## Your task
Pick out the lines containing "Температура".

* begin Records for this task *

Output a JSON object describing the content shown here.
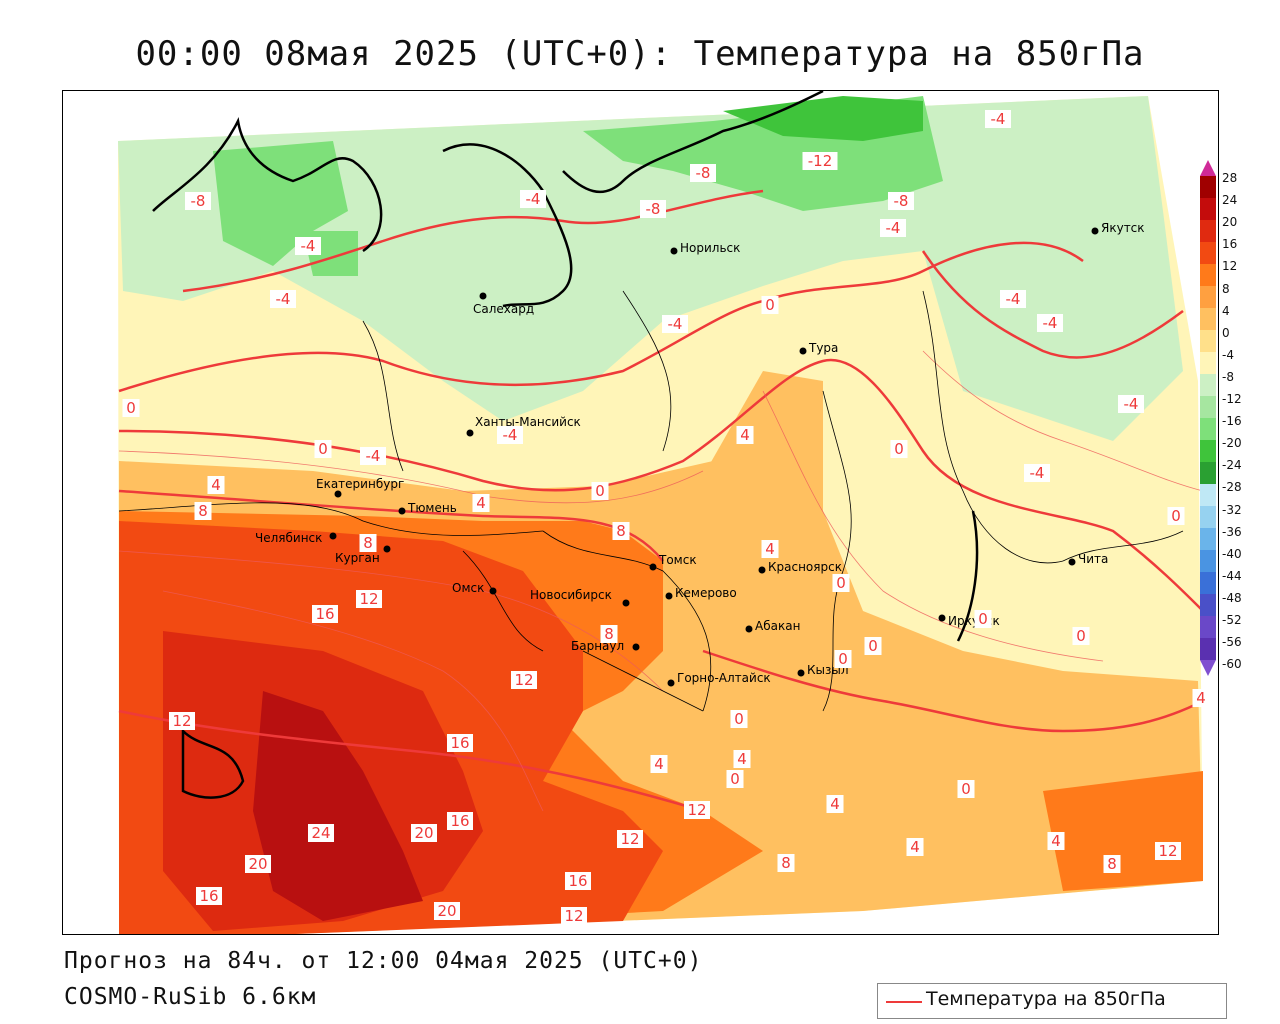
{
  "title": "00:00 08мая 2025 (UTC+0): Температура на 850гПа",
  "footer": {
    "forecast": "Прогноз на 84ч. от 12:00 04мая 2025 (UTC+0)",
    "model": "COSMO-RuSib 6.6км"
  },
  "legend": {
    "label": "Температура на 850гПа",
    "color": "#ee3a3a"
  },
  "colorbar": {
    "ticks": [
      "28",
      "24",
      "20",
      "16",
      "12",
      "8",
      "4",
      "0",
      "-4",
      "-8",
      "-12",
      "-16",
      "-20",
      "-24",
      "-28",
      "-32",
      "-36",
      "-40",
      "-44",
      "-48",
      "-52",
      "-56",
      "-60"
    ]
  },
  "cities": [
    {
      "name": "Якутск"
    },
    {
      "name": "Норильск"
    },
    {
      "name": "Салехард"
    },
    {
      "name": "Тура"
    },
    {
      "name": "Ханты-Мансийск"
    },
    {
      "name": "Екатеринбург"
    },
    {
      "name": "Тюмень"
    },
    {
      "name": "Челябинск"
    },
    {
      "name": "Курган"
    },
    {
      "name": "Омск"
    },
    {
      "name": "Новосибирск"
    },
    {
      "name": "Томск"
    },
    {
      "name": "Кемерово"
    },
    {
      "name": "Красноярск"
    },
    {
      "name": "Барнаул"
    },
    {
      "name": "Абакан"
    },
    {
      "name": "Горно-Алтайск"
    },
    {
      "name": "Кызыл"
    },
    {
      "name": "Иркутск"
    },
    {
      "name": "Чита"
    }
  ],
  "contour_labels": [
    "-4",
    "-12",
    "-8",
    "-8",
    "-4",
    "-4",
    "-8",
    "-8",
    "-4",
    "-4",
    "-4",
    "-4",
    "-4",
    "-4",
    "-4",
    "-4",
    "-4",
    "0",
    "0",
    "0",
    "0",
    "0",
    "0",
    "0",
    "0",
    "0",
    "0",
    "0",
    "0",
    "0",
    "0",
    "4",
    "4",
    "4",
    "4",
    "4",
    "4",
    "4",
    "4",
    "4",
    "4",
    "8",
    "8",
    "8",
    "8",
    "8",
    "8",
    "12",
    "12",
    "12",
    "12",
    "12",
    "12",
    "12",
    "16",
    "16",
    "16",
    "16",
    "16",
    "20",
    "20",
    "20",
    "24"
  ]
}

* end Records for this task *

## Output below
  "title": "00:00 08мая 2025 (UTC+0): Температура на 850гПа",
    "label": "Температура на 850гПа",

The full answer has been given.